-- YOUR OBJECTIVE --
Search the records for the word "Java" and pick out every line that has it.

(Data records)
________
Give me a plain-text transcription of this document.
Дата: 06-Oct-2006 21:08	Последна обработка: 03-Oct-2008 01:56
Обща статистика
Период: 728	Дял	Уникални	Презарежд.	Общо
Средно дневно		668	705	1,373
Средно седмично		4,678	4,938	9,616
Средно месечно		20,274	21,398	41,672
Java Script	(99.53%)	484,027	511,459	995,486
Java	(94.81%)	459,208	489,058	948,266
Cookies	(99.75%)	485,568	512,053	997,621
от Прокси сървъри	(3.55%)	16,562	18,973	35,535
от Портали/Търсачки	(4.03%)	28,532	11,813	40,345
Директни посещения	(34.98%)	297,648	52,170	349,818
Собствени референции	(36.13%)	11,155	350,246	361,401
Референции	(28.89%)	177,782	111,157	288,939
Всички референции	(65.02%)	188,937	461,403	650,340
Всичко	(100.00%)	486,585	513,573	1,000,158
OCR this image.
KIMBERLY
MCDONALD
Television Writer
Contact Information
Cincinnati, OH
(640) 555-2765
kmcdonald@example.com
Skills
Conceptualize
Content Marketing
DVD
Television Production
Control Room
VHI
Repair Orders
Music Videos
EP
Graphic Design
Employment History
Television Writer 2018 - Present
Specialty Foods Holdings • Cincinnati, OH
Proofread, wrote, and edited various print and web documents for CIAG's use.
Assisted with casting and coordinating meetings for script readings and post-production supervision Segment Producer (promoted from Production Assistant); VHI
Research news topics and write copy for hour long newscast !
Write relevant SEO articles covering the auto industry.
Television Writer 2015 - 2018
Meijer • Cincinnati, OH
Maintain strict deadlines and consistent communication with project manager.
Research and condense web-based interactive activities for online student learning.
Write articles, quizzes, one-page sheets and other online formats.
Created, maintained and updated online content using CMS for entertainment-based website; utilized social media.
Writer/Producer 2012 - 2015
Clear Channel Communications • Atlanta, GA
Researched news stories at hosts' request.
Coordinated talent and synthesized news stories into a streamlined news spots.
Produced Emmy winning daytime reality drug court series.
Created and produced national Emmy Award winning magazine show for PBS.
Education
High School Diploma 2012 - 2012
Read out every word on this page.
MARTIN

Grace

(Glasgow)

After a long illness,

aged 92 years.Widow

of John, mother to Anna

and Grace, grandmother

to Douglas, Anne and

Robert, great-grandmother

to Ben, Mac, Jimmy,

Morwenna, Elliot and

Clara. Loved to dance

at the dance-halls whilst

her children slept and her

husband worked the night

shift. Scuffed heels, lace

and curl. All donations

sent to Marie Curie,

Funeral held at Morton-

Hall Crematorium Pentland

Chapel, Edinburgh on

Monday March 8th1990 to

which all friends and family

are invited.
________
-- SOLUTION TO THIS EXERCISE --
Java Script	(99.53%)	484,027	511,459	995,486
Java	(94.81%)	459,208	489,058	948,266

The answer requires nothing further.